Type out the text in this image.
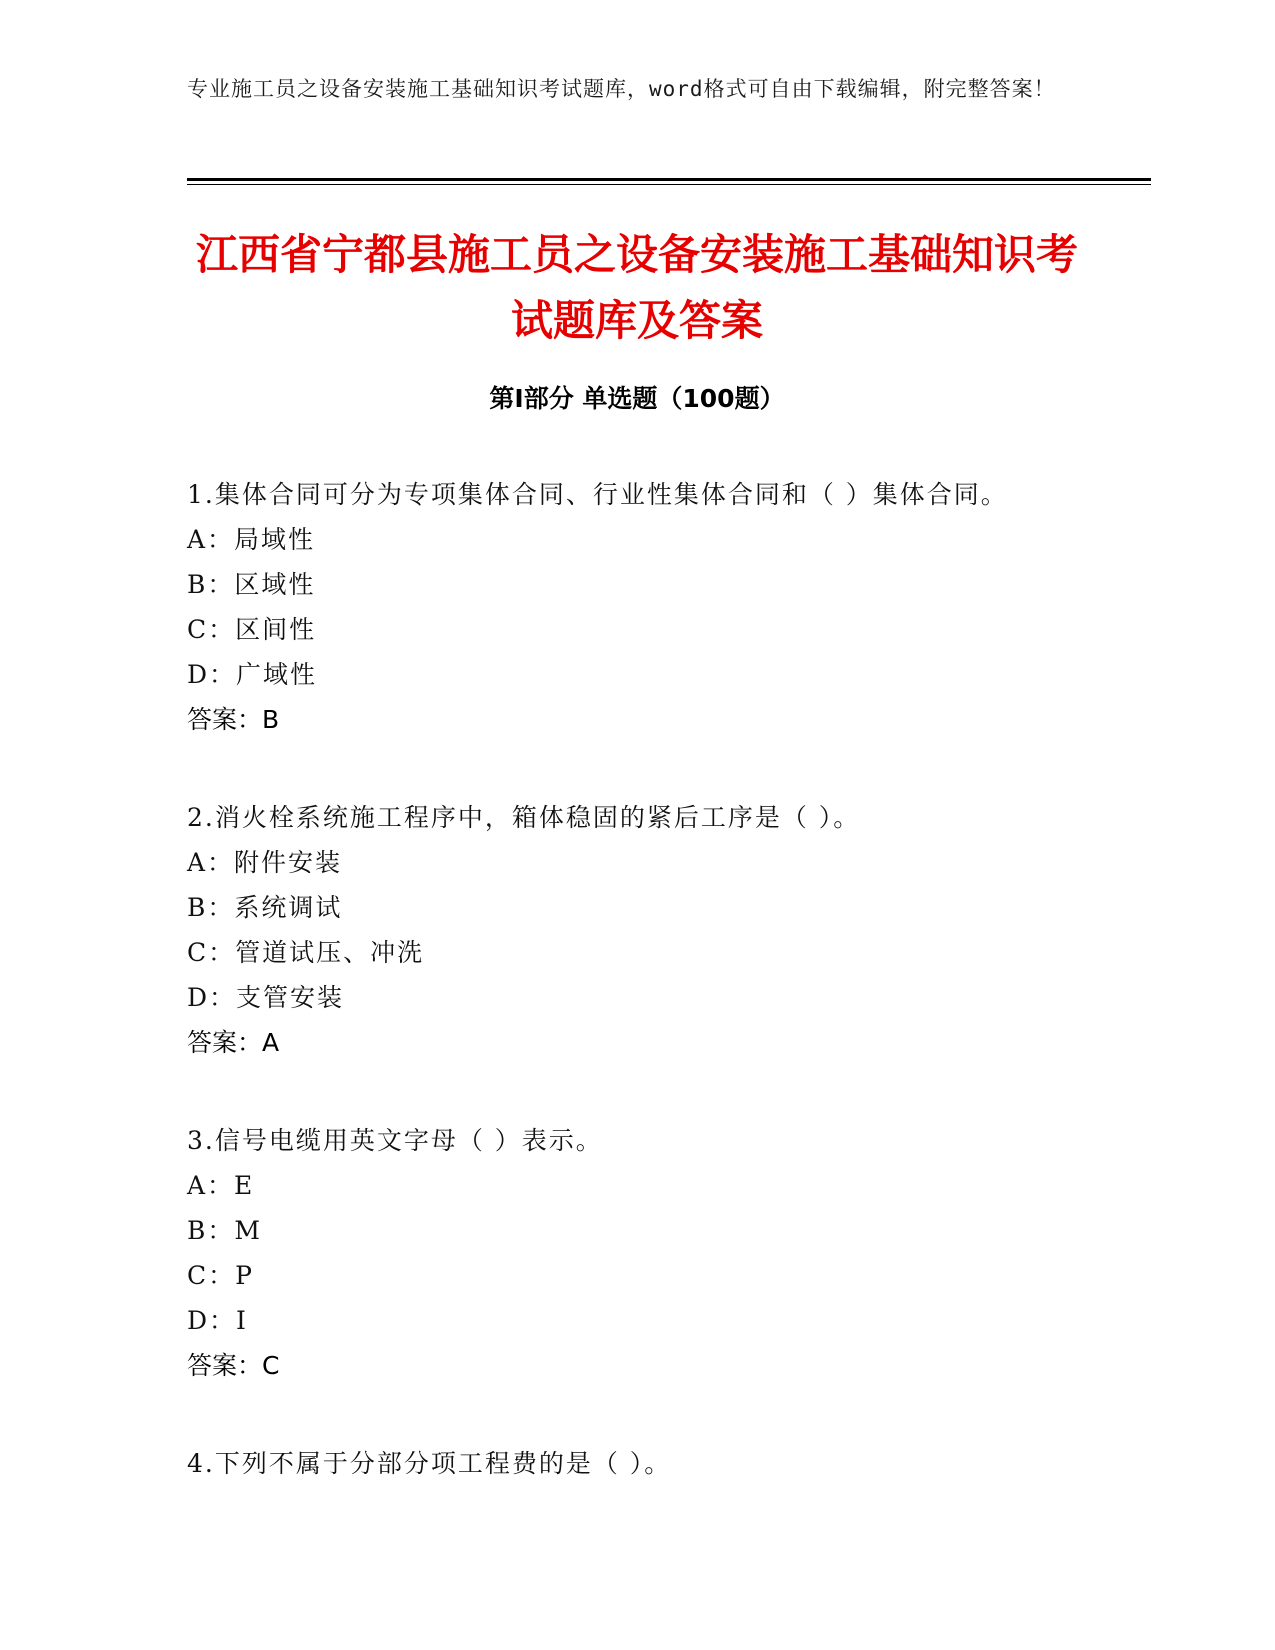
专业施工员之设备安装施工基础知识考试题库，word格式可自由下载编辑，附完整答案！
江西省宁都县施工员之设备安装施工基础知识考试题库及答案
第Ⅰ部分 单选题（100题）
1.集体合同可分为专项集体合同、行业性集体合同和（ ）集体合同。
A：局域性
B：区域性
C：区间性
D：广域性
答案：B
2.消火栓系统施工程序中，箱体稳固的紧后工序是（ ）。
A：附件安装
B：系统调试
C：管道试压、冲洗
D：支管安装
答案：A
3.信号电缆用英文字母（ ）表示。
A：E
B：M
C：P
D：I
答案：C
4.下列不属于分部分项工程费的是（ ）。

Exercise details -
Write out each entry exactly as given, but skip the pictures.

Response to this exercise -
Type out the text in this image.
专业施工员之设备安装施工基础知识考试题库，word格式可自由下载编辑，附完整答案！
江西省宁都县施工员之设备安装施工基础知识考试题库及答案
第Ⅰ部分 单选题（100题）
1.集体合同可分为专项集体合同、行业性集体合同和（ ）集体合同。
A：局域性
B：区域性
C：区间性
D：广域性
答案：B
2.消火栓系统施工程序中，箱体稳固的紧后工序是（ ）。
A：附件安装
B：系统调试
C：管道试压、冲洗
D：支管安装
答案：A
3.信号电缆用英文字母（ ）表示。
A：E
B：M
C：P
D：I
答案：C
4.下列不属于分部分项工程费的是（ ）。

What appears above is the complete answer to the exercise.